Examine the entries below, count the lines holding the string "attention", and respond with the number only.

» Dataset entries:

* start *

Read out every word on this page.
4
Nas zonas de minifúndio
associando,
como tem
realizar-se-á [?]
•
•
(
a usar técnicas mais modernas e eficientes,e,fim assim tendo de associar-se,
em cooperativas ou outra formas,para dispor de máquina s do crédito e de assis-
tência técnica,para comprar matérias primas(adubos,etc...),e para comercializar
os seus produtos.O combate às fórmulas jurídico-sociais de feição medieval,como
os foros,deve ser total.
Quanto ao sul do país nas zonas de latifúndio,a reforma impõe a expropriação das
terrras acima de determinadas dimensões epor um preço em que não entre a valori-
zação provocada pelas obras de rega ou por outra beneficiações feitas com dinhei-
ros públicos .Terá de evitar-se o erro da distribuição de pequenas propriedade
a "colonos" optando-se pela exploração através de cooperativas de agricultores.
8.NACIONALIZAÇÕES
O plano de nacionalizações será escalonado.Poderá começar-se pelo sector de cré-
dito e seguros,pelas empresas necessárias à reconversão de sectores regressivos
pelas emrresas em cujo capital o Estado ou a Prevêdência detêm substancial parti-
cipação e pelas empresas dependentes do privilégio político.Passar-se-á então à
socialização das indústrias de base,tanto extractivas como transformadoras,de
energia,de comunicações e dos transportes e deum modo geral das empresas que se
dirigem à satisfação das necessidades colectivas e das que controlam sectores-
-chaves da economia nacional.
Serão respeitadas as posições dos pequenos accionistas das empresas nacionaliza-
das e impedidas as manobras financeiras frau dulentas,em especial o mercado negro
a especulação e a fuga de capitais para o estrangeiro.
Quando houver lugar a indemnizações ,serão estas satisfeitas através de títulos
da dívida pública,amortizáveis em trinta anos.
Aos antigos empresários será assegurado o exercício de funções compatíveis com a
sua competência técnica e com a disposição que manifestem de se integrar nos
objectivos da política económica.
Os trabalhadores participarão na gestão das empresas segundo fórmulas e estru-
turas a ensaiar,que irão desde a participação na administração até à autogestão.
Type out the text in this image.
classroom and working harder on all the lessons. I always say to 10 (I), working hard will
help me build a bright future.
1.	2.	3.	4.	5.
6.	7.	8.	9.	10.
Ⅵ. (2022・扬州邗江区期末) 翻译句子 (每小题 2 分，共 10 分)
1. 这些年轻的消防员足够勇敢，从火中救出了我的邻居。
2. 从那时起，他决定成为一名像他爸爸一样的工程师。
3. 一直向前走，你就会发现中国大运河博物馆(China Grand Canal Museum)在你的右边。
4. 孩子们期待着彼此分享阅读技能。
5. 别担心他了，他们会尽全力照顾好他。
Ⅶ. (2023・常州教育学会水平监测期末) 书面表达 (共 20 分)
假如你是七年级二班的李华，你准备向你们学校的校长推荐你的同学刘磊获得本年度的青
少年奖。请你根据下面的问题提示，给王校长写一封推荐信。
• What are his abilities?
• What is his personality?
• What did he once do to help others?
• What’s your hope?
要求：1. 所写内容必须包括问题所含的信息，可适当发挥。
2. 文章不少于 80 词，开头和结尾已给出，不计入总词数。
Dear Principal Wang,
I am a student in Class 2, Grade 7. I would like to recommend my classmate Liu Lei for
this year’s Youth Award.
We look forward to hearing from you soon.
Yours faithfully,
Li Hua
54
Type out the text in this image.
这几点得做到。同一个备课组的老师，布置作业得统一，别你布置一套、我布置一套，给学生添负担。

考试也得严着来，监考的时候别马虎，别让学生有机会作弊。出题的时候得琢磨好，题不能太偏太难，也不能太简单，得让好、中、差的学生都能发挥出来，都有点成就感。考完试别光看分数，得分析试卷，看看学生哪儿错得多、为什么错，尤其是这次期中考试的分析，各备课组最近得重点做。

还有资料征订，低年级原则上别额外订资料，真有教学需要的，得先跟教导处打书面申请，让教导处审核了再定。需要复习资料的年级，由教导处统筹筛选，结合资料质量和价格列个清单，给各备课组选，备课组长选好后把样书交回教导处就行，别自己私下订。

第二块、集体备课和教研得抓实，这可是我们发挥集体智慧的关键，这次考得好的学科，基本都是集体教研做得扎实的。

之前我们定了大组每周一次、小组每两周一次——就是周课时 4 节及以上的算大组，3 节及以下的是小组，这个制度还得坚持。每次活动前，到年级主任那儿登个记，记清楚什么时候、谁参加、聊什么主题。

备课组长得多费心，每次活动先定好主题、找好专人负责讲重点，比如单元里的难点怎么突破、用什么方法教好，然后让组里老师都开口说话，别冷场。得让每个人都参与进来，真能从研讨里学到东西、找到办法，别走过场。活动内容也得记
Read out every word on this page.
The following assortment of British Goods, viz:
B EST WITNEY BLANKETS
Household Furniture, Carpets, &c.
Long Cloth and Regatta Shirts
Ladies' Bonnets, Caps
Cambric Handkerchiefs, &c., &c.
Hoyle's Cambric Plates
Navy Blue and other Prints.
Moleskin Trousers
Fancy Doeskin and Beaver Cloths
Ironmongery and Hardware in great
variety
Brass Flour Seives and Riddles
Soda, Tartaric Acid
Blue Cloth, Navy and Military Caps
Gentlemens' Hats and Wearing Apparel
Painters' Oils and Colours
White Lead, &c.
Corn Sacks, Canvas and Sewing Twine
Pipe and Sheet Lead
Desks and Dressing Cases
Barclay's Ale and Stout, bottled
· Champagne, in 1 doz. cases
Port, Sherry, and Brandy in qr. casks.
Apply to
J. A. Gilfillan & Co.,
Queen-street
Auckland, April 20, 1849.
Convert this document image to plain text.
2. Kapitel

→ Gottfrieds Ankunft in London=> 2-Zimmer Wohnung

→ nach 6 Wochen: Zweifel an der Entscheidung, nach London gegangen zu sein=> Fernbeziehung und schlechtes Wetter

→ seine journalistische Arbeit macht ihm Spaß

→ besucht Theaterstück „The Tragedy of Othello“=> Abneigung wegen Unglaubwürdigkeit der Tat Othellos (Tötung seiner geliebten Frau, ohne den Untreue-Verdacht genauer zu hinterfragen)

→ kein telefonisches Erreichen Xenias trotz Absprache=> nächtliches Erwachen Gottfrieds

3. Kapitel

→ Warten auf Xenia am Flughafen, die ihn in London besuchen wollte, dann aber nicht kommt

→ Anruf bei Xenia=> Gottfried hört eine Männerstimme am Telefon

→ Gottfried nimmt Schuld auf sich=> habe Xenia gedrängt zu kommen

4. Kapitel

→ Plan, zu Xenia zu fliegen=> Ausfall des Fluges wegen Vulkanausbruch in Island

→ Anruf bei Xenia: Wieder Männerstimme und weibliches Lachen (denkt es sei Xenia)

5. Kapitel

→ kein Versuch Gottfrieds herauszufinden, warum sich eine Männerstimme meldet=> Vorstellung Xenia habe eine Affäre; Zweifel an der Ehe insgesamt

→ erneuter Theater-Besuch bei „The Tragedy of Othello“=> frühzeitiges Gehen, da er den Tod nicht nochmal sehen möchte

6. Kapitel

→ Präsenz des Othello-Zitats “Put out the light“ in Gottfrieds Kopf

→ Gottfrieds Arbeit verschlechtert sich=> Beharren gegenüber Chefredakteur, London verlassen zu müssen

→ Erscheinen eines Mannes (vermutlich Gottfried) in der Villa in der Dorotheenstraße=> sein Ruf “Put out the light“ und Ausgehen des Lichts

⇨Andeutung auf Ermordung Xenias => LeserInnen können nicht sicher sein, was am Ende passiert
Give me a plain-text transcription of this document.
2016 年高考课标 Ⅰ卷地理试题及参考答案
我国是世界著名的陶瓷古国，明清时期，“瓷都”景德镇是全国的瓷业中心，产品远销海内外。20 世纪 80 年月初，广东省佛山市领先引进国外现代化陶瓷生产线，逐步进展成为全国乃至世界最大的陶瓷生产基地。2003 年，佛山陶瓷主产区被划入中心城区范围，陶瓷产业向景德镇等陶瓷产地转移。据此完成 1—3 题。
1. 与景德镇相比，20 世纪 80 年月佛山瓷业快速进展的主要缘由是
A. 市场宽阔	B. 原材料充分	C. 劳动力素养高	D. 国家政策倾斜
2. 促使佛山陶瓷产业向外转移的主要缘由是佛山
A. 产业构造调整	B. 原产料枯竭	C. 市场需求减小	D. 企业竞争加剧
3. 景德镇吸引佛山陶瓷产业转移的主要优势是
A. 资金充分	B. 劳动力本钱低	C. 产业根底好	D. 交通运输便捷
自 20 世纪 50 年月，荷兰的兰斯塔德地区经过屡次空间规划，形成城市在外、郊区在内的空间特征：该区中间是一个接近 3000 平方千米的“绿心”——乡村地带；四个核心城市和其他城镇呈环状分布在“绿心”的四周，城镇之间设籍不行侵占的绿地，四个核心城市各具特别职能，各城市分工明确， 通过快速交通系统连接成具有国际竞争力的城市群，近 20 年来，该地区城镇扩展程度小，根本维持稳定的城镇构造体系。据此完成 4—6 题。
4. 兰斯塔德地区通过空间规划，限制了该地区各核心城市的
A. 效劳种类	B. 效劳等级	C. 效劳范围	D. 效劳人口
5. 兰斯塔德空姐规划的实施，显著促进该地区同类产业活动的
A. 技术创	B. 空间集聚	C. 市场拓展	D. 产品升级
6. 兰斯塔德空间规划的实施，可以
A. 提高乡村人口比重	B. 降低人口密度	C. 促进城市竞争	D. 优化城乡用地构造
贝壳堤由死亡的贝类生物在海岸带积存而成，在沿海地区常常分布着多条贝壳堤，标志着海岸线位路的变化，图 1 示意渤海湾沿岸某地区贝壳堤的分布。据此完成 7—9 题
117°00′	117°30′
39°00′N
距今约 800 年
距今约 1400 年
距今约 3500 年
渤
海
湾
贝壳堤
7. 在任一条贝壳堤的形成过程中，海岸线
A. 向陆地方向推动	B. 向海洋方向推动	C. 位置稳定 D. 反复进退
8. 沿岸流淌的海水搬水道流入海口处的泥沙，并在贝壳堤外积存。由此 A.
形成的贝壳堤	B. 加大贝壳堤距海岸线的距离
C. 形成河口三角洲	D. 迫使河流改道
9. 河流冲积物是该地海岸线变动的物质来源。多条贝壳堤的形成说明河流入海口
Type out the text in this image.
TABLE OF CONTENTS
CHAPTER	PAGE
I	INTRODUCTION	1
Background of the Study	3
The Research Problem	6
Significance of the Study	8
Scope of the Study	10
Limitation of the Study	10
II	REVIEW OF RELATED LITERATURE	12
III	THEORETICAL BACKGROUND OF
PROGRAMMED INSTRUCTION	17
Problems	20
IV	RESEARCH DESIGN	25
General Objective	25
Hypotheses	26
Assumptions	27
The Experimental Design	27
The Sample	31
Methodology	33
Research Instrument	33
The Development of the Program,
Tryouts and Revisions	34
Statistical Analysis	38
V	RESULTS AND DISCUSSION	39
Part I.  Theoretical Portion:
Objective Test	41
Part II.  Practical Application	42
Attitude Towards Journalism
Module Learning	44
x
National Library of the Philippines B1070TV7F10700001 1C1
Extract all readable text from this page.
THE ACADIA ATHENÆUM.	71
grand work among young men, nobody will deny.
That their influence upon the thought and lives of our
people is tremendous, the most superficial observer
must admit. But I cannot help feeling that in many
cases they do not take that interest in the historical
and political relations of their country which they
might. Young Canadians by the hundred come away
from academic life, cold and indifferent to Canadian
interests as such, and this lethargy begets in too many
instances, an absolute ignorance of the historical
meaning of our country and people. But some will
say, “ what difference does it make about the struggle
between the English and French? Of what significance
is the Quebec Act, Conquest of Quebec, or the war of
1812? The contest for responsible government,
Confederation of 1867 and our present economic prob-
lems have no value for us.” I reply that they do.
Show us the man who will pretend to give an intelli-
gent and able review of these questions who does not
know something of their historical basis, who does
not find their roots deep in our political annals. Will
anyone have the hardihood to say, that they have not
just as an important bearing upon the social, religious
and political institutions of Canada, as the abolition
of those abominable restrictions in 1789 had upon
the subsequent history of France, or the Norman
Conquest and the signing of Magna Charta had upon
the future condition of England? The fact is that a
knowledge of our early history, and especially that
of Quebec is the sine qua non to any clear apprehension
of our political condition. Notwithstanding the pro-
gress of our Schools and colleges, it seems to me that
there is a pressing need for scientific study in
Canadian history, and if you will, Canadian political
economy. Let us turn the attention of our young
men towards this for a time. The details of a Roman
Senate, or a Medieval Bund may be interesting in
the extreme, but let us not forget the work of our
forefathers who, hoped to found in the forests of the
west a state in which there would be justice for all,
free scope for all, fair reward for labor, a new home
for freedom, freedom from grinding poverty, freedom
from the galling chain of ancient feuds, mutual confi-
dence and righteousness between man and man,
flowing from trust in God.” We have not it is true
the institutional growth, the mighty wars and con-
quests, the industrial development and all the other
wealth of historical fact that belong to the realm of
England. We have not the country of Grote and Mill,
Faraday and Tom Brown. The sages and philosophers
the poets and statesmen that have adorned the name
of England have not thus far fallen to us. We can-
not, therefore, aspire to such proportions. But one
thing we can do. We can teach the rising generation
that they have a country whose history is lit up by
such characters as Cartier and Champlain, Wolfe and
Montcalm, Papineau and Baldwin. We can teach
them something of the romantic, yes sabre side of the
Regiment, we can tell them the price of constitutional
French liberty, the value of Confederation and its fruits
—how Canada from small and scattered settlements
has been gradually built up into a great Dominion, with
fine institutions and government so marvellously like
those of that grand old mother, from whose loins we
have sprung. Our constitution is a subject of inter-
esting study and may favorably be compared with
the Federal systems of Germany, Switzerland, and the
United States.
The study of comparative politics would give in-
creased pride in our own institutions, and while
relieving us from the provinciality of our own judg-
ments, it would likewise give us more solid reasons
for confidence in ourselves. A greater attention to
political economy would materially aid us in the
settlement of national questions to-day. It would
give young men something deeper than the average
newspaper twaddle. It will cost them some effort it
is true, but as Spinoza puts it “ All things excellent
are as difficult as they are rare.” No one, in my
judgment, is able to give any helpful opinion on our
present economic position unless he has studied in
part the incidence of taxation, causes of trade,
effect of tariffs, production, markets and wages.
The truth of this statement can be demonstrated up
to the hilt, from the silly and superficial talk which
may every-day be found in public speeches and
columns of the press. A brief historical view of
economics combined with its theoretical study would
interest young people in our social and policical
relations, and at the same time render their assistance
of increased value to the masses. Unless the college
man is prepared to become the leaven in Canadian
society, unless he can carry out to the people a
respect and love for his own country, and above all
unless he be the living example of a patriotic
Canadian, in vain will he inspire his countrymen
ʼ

* end *

» EXERCISE RESPONSE: 2